## begin DATA ENTRIES

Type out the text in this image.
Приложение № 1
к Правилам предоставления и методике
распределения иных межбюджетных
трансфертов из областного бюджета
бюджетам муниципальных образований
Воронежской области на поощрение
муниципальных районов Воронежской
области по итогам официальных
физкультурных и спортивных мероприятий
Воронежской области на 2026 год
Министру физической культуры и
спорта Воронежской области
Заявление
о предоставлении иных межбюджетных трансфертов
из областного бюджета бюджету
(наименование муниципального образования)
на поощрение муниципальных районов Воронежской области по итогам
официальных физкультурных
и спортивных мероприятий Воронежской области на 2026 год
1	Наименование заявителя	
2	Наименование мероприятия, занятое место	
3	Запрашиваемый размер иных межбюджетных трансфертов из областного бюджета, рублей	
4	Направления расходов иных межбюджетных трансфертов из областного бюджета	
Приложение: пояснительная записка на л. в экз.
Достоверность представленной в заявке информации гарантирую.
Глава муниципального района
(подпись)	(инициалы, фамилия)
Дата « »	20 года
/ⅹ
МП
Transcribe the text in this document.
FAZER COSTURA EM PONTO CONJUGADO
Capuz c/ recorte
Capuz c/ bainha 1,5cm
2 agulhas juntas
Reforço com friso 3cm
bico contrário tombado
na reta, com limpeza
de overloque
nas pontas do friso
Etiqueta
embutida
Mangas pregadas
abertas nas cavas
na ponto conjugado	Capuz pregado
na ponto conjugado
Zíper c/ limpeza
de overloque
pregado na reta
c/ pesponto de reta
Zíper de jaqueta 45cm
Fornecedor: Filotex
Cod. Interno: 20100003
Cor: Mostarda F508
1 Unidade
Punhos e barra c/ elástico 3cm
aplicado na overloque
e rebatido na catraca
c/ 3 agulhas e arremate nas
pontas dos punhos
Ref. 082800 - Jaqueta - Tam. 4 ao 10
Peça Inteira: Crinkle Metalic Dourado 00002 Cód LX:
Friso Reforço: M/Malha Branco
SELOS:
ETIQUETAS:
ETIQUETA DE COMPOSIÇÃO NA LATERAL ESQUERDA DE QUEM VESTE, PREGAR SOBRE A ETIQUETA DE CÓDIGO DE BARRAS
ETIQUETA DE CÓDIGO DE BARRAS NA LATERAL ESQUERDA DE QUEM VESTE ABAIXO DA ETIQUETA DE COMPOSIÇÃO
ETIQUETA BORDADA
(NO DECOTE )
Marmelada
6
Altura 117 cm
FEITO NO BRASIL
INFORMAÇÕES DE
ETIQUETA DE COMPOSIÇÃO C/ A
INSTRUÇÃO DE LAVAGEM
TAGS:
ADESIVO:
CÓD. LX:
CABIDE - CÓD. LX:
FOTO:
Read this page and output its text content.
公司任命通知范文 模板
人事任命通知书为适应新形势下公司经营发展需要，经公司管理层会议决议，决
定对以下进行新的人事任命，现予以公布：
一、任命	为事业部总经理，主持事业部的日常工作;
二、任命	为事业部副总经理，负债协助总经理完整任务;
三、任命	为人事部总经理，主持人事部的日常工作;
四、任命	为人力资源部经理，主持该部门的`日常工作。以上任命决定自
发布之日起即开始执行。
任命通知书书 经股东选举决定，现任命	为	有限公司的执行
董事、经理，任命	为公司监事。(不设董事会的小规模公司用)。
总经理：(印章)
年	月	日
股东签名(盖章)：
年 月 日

## end DATA ENTRIES

» **WORK INSTRUCTIONS**: Please reproduce all of the entries exactly as they stand.

» **EXPECTED OUTPUT**:
Type out the text in this image.
Приложение № 1
к Правилам предоставления и методике
распределения иных межбюджетных
трансфертов из областного бюджета
бюджетам муниципальных образований
Воронежской области на поощрение
муниципальных районов Воронежской
области по итогам официальных
физкультурных и спортивных мероприятий
Воронежской области на 2026 год
Министру физической культуры и
спорта Воронежской области
Заявление
о предоставлении иных межбюджетных трансфертов
из областного бюджета бюджету
(наименование муниципального образования)
на поощрение муниципальных районов Воронежской области по итогам
официальных физкультурных
и спортивных мероприятий Воронежской области на 2026 год
1	Наименование заявителя	
2	Наименование мероприятия, занятое место	
3	Запрашиваемый размер иных межбюджетных трансфертов из областного бюджета, рублей	
4	Направления расходов иных межбюджетных трансфертов из областного бюджета	
Приложение: пояснительная записка на л. в экз.
Достоверность представленной в заявке информации гарантирую.
Глава муниципального района
(подпись)	(инициалы, фамилия)
Дата « »	20 года
/ⅹ
МП
Transcribe the text in this document.
FAZER COSTURA EM PONTO CONJUGADO
Capuz c/ recorte
Capuz c/ bainha 1,5cm
2 agulhas juntas
Reforço com friso 3cm
bico contrário tombado
na reta, com limpeza
de overloque
nas pontas do friso
Etiqueta
embutida
Mangas pregadas
abertas nas cavas
na ponto conjugado	Capuz pregado
na ponto conjugado
Zíper c/ limpeza
de overloque
pregado na reta
c/ pesponto de reta
Zíper de jaqueta 45cm
Fornecedor: Filotex
Cod. Interno: 20100003
Cor: Mostarda F508
1 Unidade
Punhos e barra c/ elástico 3cm
aplicado na overloque
e rebatido na catraca
c/ 3 agulhas e arremate nas
pontas dos punhos
Ref. 082800 - Jaqueta - Tam. 4 ao 10
Peça Inteira: Crinkle Metalic Dourado 00002 Cód LX:
Friso Reforço: M/Malha Branco
SELOS:
ETIQUETAS:
ETIQUETA DE COMPOSIÇÃO NA LATERAL ESQUERDA DE QUEM VESTE, PREGAR SOBRE A ETIQUETA DE CÓDIGO DE BARRAS
ETIQUETA DE CÓDIGO DE BARRAS NA LATERAL ESQUERDA DE QUEM VESTE ABAIXO DA ETIQUETA DE COMPOSIÇÃO
ETIQUETA BORDADA
(NO DECOTE )
Marmelada
6
Altura 117 cm
FEITO NO BRASIL
INFORMAÇÕES DE
ETIQUETA DE COMPOSIÇÃO C/ A
INSTRUÇÃO DE LAVAGEM
TAGS:
ADESIVO:
CÓD. LX:
CABIDE - CÓD. LX:
FOTO:
Read this page and output its text content.
公司任命通知范文 模板
人事任命通知书为适应新形势下公司经营发展需要，经公司管理层会议决议，决
定对以下进行新的人事任命，现予以公布：
一、任命	为事业部总经理，主持事业部的日常工作;
二、任命	为事业部副总经理，负债协助总经理完整任务;
三、任命	为人事部总经理，主持人事部的日常工作;
四、任命	为人力资源部经理，主持该部门的`日常工作。以上任命决定自
发布之日起即开始执行。
任命通知书书 经股东选举决定，现任命	为	有限公司的执行
董事、经理，任命	为公司监事。(不设董事会的小规模公司用)。
总经理：(印章)
年	月	日
股东签名(盖章)：
年 月 日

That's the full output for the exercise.